*EXERCISE BRIEF*: Report back each line of the records that contains the string "Software".

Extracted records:
* * * *

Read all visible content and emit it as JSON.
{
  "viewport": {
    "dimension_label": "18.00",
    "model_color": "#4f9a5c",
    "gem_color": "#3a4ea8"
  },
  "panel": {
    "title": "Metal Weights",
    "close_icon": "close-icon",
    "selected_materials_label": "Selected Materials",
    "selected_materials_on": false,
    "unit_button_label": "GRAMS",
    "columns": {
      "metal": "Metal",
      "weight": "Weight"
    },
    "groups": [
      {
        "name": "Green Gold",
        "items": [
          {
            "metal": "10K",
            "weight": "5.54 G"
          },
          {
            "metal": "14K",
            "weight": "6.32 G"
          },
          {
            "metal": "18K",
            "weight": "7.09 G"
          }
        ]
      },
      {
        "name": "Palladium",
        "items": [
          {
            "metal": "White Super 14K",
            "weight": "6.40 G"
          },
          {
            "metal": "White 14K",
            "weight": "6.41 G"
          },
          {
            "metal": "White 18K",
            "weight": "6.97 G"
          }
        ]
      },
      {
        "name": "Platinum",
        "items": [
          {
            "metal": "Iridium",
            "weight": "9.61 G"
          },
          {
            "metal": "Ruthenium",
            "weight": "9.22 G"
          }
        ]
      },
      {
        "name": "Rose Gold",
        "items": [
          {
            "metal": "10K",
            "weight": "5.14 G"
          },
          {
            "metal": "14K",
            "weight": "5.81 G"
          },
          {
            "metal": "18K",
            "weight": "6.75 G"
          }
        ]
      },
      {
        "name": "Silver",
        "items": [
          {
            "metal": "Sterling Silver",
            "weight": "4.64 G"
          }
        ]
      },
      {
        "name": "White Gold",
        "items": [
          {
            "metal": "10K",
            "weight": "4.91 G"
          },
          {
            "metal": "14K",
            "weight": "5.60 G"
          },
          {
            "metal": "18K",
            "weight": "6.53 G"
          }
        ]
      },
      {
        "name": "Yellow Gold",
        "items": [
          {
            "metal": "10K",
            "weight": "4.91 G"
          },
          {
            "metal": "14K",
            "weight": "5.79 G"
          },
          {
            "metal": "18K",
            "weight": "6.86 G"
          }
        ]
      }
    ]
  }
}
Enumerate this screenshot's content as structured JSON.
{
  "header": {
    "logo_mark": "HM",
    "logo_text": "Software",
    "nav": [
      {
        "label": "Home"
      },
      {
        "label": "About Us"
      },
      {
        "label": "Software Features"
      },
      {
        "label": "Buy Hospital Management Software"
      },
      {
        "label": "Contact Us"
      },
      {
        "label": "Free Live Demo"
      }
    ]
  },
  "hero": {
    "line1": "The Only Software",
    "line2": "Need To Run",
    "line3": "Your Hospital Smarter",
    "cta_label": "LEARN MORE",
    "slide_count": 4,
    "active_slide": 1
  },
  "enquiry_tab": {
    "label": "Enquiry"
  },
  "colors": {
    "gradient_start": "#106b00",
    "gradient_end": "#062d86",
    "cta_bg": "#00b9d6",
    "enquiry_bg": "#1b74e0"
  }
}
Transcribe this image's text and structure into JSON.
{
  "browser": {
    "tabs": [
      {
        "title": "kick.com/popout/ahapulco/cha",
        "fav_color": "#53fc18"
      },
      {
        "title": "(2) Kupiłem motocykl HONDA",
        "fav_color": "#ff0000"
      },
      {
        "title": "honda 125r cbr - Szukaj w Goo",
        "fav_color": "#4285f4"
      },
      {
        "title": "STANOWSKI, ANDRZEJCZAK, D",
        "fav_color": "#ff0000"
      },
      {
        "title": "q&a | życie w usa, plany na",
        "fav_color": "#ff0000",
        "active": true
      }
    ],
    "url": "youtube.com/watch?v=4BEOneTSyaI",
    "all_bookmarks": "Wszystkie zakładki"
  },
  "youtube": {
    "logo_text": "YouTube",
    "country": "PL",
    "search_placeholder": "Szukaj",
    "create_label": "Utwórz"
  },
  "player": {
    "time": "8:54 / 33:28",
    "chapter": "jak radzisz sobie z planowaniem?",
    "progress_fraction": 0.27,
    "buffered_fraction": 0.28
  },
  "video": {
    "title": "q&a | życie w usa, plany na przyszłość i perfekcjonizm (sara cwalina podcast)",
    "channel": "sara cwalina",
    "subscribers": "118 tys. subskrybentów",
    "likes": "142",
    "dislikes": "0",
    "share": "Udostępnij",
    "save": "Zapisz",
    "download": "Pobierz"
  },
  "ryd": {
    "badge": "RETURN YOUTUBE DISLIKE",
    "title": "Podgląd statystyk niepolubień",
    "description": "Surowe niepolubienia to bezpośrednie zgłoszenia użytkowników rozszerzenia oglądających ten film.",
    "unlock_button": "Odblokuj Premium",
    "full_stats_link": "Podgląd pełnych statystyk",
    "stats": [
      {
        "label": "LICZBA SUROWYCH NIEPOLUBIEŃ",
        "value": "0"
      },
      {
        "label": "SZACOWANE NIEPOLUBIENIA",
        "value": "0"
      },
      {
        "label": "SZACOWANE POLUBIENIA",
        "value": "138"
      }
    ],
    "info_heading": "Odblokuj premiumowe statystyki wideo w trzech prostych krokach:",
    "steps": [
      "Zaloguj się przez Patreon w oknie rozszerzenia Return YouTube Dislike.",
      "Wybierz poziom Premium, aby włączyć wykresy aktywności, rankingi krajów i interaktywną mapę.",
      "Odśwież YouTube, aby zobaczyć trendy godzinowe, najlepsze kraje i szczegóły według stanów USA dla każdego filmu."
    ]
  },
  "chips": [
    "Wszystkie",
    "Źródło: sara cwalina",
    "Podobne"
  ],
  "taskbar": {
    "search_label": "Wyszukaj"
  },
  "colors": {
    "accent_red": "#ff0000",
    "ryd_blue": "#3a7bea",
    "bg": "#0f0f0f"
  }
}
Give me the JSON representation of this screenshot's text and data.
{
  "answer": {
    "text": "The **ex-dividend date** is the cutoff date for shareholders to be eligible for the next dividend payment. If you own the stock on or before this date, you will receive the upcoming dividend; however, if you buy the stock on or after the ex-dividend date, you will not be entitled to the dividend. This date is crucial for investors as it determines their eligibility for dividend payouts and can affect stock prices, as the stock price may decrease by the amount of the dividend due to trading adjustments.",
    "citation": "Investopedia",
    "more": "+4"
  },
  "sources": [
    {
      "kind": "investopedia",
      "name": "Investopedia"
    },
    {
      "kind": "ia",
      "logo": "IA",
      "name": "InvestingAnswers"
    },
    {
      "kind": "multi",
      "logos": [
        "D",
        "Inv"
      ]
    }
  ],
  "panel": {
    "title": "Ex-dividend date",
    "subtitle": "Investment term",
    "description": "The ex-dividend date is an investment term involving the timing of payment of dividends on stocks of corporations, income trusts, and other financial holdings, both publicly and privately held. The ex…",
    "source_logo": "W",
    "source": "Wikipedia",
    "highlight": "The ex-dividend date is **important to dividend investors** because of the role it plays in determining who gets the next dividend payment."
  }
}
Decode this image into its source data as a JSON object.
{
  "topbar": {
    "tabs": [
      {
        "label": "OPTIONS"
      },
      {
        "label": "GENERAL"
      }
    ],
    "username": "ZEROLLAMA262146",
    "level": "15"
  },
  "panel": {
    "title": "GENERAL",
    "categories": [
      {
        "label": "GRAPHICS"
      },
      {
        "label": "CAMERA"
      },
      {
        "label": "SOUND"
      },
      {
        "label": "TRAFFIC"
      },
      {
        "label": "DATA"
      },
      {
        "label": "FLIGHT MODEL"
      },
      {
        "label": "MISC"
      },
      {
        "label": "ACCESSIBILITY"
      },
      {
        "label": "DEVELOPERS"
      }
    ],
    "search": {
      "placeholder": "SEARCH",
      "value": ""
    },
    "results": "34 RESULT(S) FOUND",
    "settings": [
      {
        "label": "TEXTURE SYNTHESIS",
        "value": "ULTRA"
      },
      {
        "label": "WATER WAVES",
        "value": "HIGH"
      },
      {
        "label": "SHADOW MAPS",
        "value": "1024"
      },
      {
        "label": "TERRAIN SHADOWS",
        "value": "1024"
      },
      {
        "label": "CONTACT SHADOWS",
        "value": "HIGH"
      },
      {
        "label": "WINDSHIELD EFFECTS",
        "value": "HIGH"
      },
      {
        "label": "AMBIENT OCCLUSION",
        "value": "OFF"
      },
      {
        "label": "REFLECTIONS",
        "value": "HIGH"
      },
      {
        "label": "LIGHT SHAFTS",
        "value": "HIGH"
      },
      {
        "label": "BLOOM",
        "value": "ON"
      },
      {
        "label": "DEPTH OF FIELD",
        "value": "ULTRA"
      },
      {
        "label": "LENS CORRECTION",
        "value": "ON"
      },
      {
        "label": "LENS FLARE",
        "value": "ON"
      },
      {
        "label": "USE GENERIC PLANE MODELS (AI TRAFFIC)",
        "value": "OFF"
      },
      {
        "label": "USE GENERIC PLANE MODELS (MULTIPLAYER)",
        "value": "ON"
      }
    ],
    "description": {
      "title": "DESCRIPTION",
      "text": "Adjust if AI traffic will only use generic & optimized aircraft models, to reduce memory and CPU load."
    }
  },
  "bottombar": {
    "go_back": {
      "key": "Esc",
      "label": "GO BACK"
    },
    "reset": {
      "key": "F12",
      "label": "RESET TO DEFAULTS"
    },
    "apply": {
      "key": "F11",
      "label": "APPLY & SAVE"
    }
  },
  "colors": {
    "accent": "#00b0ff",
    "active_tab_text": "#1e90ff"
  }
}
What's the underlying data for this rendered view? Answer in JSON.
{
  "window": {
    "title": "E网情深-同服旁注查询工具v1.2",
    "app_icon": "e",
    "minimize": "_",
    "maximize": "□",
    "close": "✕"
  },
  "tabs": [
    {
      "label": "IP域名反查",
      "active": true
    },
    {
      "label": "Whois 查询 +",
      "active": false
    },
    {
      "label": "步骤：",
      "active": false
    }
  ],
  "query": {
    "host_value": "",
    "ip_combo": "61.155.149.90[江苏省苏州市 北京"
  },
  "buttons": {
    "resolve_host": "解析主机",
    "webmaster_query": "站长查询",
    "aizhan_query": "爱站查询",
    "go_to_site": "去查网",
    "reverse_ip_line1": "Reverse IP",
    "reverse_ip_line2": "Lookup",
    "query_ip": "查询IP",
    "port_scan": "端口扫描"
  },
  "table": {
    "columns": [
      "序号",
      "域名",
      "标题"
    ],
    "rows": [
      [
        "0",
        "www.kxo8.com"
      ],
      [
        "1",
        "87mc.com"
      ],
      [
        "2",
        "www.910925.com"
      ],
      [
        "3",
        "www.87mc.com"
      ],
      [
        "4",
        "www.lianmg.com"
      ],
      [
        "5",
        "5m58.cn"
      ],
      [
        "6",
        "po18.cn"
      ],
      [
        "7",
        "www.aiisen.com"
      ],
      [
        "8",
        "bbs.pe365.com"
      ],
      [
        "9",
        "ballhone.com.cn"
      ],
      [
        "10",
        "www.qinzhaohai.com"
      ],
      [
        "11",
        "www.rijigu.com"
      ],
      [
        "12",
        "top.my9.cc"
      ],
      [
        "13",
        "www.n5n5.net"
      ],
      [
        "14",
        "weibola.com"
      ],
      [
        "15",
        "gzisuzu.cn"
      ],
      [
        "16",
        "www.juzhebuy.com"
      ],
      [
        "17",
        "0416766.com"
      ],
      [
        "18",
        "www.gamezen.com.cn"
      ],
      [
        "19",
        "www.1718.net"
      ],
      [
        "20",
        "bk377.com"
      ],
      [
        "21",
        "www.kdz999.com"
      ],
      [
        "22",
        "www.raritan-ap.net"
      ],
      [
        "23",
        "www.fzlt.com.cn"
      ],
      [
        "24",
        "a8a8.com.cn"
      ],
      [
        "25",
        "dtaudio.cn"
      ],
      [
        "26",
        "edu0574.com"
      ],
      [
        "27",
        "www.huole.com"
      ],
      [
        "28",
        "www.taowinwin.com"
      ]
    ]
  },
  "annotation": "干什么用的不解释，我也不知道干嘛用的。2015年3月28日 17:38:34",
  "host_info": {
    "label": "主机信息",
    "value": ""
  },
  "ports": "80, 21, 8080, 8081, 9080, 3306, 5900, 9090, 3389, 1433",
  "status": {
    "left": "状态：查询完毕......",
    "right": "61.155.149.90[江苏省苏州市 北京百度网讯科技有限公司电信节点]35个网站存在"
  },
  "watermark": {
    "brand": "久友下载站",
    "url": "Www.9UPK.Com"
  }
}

* * * *

*EXERCISE SOLUTION*:
    "logo_text": "Software",
        "label": "Software Features"
        "label": "Buy Hospital Management Software"
    "line1": "The Only Software",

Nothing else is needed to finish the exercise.